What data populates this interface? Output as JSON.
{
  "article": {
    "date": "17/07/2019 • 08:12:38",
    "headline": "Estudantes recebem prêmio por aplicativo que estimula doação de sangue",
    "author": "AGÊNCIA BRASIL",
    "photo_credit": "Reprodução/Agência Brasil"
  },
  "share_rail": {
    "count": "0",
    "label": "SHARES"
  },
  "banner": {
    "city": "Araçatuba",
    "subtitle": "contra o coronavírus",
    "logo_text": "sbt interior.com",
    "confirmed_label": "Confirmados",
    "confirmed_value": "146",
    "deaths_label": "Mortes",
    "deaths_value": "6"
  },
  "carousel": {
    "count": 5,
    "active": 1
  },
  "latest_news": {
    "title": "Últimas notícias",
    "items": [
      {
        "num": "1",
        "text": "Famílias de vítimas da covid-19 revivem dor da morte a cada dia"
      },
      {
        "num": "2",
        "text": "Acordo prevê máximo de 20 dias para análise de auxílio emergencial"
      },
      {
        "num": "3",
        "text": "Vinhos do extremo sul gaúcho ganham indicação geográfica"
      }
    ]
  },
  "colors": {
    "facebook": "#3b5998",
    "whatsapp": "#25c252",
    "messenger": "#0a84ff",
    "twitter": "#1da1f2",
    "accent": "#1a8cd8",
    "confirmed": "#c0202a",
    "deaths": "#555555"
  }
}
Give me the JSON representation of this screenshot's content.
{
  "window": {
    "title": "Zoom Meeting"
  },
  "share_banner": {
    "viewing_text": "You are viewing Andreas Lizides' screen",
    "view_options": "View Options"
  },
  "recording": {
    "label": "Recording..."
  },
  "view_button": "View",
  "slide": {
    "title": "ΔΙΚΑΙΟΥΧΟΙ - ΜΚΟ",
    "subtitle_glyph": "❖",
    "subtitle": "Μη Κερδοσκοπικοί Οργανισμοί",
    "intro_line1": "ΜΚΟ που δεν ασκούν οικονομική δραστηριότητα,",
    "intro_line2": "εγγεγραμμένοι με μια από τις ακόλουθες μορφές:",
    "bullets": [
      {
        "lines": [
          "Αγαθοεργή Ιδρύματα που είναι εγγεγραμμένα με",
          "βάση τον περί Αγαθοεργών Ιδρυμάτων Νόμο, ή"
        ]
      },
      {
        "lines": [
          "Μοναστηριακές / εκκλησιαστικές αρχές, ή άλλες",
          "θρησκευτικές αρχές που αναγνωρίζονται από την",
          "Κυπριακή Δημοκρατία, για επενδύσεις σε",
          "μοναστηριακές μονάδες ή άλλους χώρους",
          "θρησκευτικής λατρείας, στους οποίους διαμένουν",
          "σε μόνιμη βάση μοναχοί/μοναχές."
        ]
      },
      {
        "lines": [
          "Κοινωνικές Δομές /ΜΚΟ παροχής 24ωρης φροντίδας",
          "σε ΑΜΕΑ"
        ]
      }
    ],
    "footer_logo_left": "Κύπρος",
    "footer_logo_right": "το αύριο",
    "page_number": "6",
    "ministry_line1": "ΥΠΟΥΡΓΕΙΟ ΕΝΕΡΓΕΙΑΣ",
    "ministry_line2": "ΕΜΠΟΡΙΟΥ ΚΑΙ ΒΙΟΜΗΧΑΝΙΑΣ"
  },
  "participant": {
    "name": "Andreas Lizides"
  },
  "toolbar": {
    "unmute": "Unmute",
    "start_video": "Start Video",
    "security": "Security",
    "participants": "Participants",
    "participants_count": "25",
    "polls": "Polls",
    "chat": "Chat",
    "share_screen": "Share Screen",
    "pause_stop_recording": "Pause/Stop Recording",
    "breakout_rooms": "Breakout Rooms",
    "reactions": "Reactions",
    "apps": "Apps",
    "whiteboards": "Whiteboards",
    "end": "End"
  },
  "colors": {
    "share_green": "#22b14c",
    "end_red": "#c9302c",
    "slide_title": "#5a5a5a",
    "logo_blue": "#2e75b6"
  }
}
####
**WORK TO COMPLETE:** Extract each line from the listing above, please, and repeat it exactly.

**FULL SOLUTION:**
What data populates this interface? Output as JSON.
{
  "article": {
    "date": "17/07/2019 • 08:12:38",
    "headline": "Estudantes recebem prêmio por aplicativo que estimula doação de sangue",
    "author": "AGÊNCIA BRASIL",
    "photo_credit": "Reprodução/Agência Brasil"
  },
  "share_rail": {
    "count": "0",
    "label": "SHARES"
  },
  "banner": {
    "city": "Araçatuba",
    "subtitle": "contra o coronavírus",
    "logo_text": "sbt interior.com",
    "confirmed_label": "Confirmados",
    "confirmed_value": "146",
    "deaths_label": "Mortes",
    "deaths_value": "6"
  },
  "carousel": {
    "count": 5,
    "active": 1
  },
  "latest_news": {
    "title": "Últimas notícias",
    "items": [
      {
        "num": "1",
        "text": "Famílias de vítimas da covid-19 revivem dor da morte a cada dia"
      },
      {
        "num": "2",
        "text": "Acordo prevê máximo de 20 dias para análise de auxílio emergencial"
      },
      {
        "num": "3",
        "text": "Vinhos do extremo sul gaúcho ganham indicação geográfica"
      }
    ]
  },
  "colors": {
    "facebook": "#3b5998",
    "whatsapp": "#25c252",
    "messenger": "#0a84ff",
    "twitter": "#1da1f2",
    "accent": "#1a8cd8",
    "confirmed": "#c0202a",
    "deaths": "#555555"
  }
}
Give me the JSON representation of this screenshot's content.
{
  "window": {
    "title": "Zoom Meeting"
  },
  "share_banner": {
    "viewing_text": "You are viewing Andreas Lizides' screen",
    "view_options": "View Options"
  },
  "recording": {
    "label": "Recording..."
  },
  "view_button": "View",
  "slide": {
    "title": "ΔΙΚΑΙΟΥΧΟΙ - ΜΚΟ",
    "subtitle_glyph": "❖",
    "subtitle": "Μη Κερδοσκοπικοί Οργανισμοί",
    "intro_line1": "ΜΚΟ που δεν ασκούν οικονομική δραστηριότητα,",
    "intro_line2": "εγγεγραμμένοι με μια από τις ακόλουθες μορφές:",
    "bullets": [
      {
        "lines": [
          "Αγαθοεργή Ιδρύματα που είναι εγγεγραμμένα με",
          "βάση τον περί Αγαθοεργών Ιδρυμάτων Νόμο, ή"
        ]
      },
      {
        "lines": [
          "Μοναστηριακές / εκκλησιαστικές αρχές, ή άλλες",
          "θρησκευτικές αρχές που αναγνωρίζονται από την",
          "Κυπριακή Δημοκρατία, για επενδύσεις σε",
          "μοναστηριακές μονάδες ή άλλους χώρους",
          "θρησκευτικής λατρείας, στους οποίους διαμένουν",
          "σε μόνιμη βάση μοναχοί/μοναχές."
        ]
      },
      {
        "lines": [
          "Κοινωνικές Δομές /ΜΚΟ παροχής 24ωρης φροντίδας",
          "σε ΑΜΕΑ"
        ]
      }
    ],
    "footer_logo_left": "Κύπρος",
    "footer_logo_right": "το αύριο",
    "page_number": "6",
    "ministry_line1": "ΥΠΟΥΡΓΕΙΟ ΕΝΕΡΓΕΙΑΣ",
    "ministry_line2": "ΕΜΠΟΡΙΟΥ ΚΑΙ ΒΙΟΜΗΧΑΝΙΑΣ"
  },
  "participant": {
    "name": "Andreas Lizides"
  },
  "toolbar": {
    "unmute": "Unmute",
    "start_video": "Start Video",
    "security": "Security",
    "participants": "Participants",
    "participants_count": "25",
    "polls": "Polls",
    "chat": "Chat",
    "share_screen": "Share Screen",
    "pause_stop_recording": "Pause/Stop Recording",
    "breakout_rooms": "Breakout Rooms",
    "reactions": "Reactions",
    "apps": "Apps",
    "whiteboards": "Whiteboards",
    "end": "End"
  },
  "colors": {
    "share_green": "#22b14c",
    "end_red": "#c9302c",
    "slide_title": "#5a5a5a",
    "logo_blue": "#2e75b6"
  }
}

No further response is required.